### Objective
Spot each line in the records below where the word "ᠪᠤᠰᠤᠳ" occurs, then copy it.

═════ Information provided ═════

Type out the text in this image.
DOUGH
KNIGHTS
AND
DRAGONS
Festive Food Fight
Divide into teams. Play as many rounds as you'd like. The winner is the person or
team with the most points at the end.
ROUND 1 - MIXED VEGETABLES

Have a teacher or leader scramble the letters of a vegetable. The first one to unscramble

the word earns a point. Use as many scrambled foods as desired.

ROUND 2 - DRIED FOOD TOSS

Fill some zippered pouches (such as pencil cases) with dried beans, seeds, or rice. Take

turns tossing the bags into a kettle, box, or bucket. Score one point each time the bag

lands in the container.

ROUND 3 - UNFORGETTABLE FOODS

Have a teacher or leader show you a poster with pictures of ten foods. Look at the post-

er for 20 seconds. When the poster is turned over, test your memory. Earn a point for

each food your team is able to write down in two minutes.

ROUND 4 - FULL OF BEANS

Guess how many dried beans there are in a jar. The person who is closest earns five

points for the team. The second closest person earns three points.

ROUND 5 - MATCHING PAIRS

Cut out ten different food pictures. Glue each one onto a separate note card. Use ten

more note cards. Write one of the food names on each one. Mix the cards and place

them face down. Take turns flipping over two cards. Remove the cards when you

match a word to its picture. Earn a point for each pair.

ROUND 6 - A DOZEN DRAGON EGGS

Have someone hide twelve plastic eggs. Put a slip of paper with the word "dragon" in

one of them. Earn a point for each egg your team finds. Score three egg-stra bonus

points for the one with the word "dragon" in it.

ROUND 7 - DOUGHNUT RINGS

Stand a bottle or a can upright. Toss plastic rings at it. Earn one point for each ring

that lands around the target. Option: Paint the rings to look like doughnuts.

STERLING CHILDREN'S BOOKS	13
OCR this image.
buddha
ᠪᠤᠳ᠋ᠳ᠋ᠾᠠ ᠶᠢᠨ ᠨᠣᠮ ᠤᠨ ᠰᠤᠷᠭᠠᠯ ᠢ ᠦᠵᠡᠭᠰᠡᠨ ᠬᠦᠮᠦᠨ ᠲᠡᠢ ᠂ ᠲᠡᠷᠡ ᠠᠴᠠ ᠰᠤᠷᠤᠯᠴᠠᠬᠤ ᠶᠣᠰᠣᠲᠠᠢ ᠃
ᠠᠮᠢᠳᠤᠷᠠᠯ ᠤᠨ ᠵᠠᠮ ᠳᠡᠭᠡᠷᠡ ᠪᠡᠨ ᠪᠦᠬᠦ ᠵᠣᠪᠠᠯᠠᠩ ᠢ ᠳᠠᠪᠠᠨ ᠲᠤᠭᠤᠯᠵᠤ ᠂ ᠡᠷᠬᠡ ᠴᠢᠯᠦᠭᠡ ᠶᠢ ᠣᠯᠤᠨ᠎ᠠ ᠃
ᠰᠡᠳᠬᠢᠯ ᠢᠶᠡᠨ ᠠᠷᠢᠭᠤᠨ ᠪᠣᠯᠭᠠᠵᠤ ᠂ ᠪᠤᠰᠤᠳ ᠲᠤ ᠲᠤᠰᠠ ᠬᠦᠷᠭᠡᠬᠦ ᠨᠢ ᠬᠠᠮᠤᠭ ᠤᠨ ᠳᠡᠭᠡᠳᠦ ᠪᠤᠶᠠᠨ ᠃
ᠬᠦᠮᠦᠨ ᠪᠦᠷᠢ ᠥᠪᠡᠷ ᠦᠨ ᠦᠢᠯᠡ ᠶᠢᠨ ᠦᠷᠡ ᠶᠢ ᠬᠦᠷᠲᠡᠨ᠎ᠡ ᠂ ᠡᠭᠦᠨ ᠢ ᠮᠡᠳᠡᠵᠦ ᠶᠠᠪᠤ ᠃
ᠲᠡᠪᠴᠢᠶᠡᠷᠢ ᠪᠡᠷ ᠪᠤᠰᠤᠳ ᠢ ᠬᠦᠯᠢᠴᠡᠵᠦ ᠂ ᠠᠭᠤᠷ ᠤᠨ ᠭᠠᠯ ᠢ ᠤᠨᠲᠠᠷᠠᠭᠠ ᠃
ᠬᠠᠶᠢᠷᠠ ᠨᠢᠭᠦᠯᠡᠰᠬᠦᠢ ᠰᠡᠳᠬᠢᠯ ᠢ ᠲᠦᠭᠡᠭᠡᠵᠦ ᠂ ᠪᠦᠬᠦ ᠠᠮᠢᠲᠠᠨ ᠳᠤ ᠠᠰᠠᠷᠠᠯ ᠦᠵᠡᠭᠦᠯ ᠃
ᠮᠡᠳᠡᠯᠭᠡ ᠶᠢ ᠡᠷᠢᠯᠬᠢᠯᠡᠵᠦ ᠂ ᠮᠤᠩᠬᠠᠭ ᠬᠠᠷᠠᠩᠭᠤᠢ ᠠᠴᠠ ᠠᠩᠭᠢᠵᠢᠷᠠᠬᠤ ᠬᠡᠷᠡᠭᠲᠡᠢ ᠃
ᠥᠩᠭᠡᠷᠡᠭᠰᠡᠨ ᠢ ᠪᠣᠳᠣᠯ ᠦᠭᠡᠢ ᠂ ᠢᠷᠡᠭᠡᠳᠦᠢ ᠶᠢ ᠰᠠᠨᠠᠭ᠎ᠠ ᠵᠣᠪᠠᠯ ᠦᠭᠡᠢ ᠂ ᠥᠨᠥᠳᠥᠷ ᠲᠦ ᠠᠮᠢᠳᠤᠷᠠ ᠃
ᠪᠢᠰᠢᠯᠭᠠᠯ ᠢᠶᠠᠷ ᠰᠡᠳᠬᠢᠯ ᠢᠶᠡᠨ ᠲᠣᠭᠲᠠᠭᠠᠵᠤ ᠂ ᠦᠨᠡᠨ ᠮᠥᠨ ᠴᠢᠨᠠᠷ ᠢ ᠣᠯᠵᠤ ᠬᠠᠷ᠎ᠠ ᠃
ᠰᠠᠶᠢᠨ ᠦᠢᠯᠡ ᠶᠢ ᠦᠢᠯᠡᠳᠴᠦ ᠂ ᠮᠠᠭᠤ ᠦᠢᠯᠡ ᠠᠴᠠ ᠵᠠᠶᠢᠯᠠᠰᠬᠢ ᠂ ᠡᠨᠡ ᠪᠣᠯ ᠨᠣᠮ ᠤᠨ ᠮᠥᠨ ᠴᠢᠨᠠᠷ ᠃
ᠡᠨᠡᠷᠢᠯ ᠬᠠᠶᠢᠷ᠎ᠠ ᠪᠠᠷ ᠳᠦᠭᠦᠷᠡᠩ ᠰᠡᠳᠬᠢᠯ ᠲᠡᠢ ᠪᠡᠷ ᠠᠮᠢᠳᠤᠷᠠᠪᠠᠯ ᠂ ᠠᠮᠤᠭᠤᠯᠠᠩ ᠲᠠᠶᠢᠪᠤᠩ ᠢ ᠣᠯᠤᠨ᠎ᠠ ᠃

═════

### Written response
ᠰᠡᠳᠬᠢᠯ ᠢᠶᠡᠨ ᠠᠷᠢᠭᠤᠨ ᠪᠣᠯᠭᠠᠵᠤ ᠂ ᠪᠤᠰᠤᠳ ᠲᠤ ᠲᠤᠰᠠ ᠬᠦᠷᠭᠡᠬᠦ ᠨᠢ ᠬᠠᠮᠤᠭ ᠤᠨ ᠳᠡᠭᠡᠳᠦ ᠪᠤᠶᠠᠨ ᠃
ᠲᠡᠪᠴᠢᠶᠡᠷᠢ ᠪᠡᠷ ᠪᠤᠰᠤᠳ ᠢ ᠬᠦᠯᠢᠴᠡᠵᠦ ᠂ ᠠᠭᠤᠷ ᠤᠨ ᠭᠠᠯ ᠢ ᠤᠨᠲᠠᠷᠠᠭᠠ ᠃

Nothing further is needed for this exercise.